Layout annotation rows
-- begin --
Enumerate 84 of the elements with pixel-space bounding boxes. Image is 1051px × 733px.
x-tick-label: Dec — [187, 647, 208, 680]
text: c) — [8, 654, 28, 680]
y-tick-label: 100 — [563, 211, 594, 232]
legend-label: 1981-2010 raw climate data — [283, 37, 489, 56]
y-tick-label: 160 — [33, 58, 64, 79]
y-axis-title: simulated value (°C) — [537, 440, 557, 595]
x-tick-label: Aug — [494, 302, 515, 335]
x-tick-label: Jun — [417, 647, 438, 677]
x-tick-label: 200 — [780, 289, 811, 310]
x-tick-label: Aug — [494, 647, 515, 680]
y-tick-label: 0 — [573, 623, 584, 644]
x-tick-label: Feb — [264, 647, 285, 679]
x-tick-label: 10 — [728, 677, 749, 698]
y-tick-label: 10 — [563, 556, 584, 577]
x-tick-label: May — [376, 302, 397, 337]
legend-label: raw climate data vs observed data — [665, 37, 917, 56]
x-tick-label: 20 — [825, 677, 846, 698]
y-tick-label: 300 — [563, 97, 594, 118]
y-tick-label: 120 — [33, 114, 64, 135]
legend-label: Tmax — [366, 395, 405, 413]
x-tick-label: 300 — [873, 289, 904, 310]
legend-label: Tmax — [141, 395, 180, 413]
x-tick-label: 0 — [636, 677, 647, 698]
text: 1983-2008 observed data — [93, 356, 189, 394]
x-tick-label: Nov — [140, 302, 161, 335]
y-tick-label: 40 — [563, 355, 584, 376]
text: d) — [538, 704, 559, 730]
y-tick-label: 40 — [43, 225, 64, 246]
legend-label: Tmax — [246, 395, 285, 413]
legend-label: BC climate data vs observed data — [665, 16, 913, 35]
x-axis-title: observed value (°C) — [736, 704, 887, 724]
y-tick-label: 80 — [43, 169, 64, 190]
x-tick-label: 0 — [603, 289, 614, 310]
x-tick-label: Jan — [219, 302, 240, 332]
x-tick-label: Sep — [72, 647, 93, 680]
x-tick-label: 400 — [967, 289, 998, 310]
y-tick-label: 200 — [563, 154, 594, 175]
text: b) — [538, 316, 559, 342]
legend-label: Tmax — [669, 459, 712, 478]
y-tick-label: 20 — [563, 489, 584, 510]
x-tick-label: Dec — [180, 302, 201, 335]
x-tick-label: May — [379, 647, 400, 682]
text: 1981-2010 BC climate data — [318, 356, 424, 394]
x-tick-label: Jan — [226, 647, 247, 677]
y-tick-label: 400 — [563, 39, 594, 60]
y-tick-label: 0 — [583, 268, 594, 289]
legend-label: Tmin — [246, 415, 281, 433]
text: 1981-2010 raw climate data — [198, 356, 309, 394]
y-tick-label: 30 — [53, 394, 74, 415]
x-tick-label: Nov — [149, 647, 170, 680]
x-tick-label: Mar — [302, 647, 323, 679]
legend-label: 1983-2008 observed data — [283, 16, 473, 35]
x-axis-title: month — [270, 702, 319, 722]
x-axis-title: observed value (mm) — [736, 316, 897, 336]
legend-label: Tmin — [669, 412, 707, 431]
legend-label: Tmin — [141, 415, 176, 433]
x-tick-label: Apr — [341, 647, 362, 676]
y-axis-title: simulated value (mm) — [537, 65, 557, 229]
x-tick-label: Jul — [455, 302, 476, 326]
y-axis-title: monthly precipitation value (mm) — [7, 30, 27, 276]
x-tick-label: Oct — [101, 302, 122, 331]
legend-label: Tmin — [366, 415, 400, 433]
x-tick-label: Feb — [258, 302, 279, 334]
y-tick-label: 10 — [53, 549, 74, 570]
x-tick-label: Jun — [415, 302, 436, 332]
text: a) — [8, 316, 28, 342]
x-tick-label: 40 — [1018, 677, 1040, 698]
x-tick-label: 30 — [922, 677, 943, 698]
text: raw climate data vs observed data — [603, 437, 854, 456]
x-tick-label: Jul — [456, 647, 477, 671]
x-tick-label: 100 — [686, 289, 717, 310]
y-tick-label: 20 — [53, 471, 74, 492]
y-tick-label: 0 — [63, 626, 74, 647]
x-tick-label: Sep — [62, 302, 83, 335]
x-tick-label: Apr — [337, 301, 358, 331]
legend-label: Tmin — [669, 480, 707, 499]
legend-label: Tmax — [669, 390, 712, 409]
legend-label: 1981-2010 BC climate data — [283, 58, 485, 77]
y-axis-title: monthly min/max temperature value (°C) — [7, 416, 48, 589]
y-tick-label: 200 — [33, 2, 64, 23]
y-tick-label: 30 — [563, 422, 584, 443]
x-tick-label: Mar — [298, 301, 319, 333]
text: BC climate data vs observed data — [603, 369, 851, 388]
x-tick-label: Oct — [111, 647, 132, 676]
-- end --
▶ Your task
Rewrite all the rows above, putting "measured data" wherever "observed data" appears and keeping everything else the same.

▶ Output of the exercise
Enumerate 84 of the elements with pixel-space bounding boxes. Image is 1051px × 733px.
x-tick-label: Dec — [187, 647, 208, 680]
text: c) — [8, 654, 28, 680]
y-tick-label: 100 — [563, 211, 594, 232]
legend-label: 1981-2010 raw climate data — [283, 37, 489, 56]
y-tick-label: 160 — [33, 58, 64, 79]
y-axis-title: simulated value (°C) — [537, 440, 557, 595]
x-tick-label: Aug — [494, 302, 515, 335]
x-tick-label: Jun — [417, 647, 438, 677]
x-tick-label: 200 — [780, 289, 811, 310]
x-tick-label: Aug — [494, 647, 515, 680]
y-tick-label: 0 — [573, 623, 584, 644]
x-tick-label: Feb — [264, 647, 285, 679]
x-tick-label: 10 — [728, 677, 749, 698]
y-tick-label: 10 — [563, 556, 584, 577]
x-tick-label: May — [376, 302, 397, 337]
legend-label: raw climate data vs measured data — [665, 37, 917, 56]
x-tick-label: 20 — [825, 677, 846, 698]
y-tick-label: 300 — [563, 97, 594, 118]
y-tick-label: 120 — [33, 114, 64, 135]
legend-label: Tmax — [366, 395, 405, 413]
x-tick-label: 300 — [873, 289, 904, 310]
legend-label: Tmax — [141, 395, 180, 413]
x-tick-label: 0 — [636, 677, 647, 698]
text: 1983-2008 measured data — [93, 356, 189, 394]
x-tick-label: Nov — [140, 302, 161, 335]
y-tick-label: 40 — [563, 355, 584, 376]
text: d) — [538, 704, 559, 730]
y-tick-label: 40 — [43, 225, 64, 246]
legend-label: Tmax — [246, 395, 285, 413]
legend-label: BC climate data vs measured data — [665, 16, 913, 35]
x-axis-title: observed value (°C) — [736, 704, 887, 724]
y-tick-label: 80 — [43, 169, 64, 190]
x-tick-label: 0 — [603, 289, 614, 310]
x-tick-label: Jan — [219, 302, 240, 332]
x-tick-label: Sep — [72, 647, 93, 680]
x-tick-label: 400 — [967, 289, 998, 310]
y-tick-label: 200 — [563, 154, 594, 175]
text: b) — [538, 316, 559, 342]
legend-label: Tmax — [669, 459, 712, 478]
y-tick-label: 20 — [563, 489, 584, 510]
x-tick-label: Dec — [180, 302, 201, 335]
x-tick-label: May — [379, 647, 400, 682]
text: 1981-2010 BC climate data — [318, 356, 424, 394]
x-tick-label: Jan — [226, 647, 247, 677]
y-tick-label: 400 — [563, 39, 594, 60]
y-tick-label: 0 — [583, 268, 594, 289]
legend-label: Tmin — [246, 415, 281, 433]
text: 1981-2010 raw climate data — [198, 356, 309, 394]
y-tick-label: 30 — [53, 394, 74, 415]
x-tick-label: Nov — [149, 647, 170, 680]
x-tick-label: Mar — [302, 647, 323, 679]
legend-label: 1983-2008 measured data — [283, 16, 473, 35]
x-axis-title: month — [270, 702, 319, 722]
x-axis-title: observed value (mm) — [736, 316, 897, 336]
legend-label: Tmin — [669, 412, 707, 431]
legend-label: Tmin — [141, 415, 176, 433]
x-tick-label: Apr — [341, 647, 362, 676]
y-axis-title: simulated value (mm) — [537, 65, 557, 229]
x-tick-label: Jul — [455, 302, 476, 326]
y-axis-title: monthly precipitation value (mm) — [7, 30, 27, 276]
x-tick-label: Oct — [101, 302, 122, 331]
legend-label: Tmin — [366, 415, 400, 433]
x-tick-label: Feb — [258, 302, 279, 334]
y-tick-label: 10 — [53, 549, 74, 570]
x-tick-label: Jun — [415, 302, 436, 332]
text: a) — [8, 316, 28, 342]
x-tick-label: 40 — [1018, 677, 1040, 698]
x-tick-label: 30 — [922, 677, 943, 698]
text: raw climate data vs measured data — [603, 437, 854, 456]
x-tick-label: Jul — [456, 647, 477, 671]
x-tick-label: 100 — [686, 289, 717, 310]
y-tick-label: 20 — [53, 471, 74, 492]
y-tick-label: 0 — [63, 626, 74, 647]
x-tick-label: Sep — [62, 302, 83, 335]
x-tick-label: Apr — [337, 301, 358, 331]
legend-label: Tmin — [669, 480, 707, 499]
legend-label: Tmax — [669, 390, 712, 409]
legend-label: 1981-2010 BC climate data — [283, 58, 485, 77]
y-axis-title: monthly min/max temperature value (°C) — [7, 416, 48, 589]
y-tick-label: 200 — [33, 2, 64, 23]
y-tick-label: 30 — [563, 422, 584, 443]
x-tick-label: Mar — [298, 301, 319, 333]
text: BC climate data vs measured data — [603, 369, 851, 388]
x-tick-label: Oct — [111, 647, 132, 676]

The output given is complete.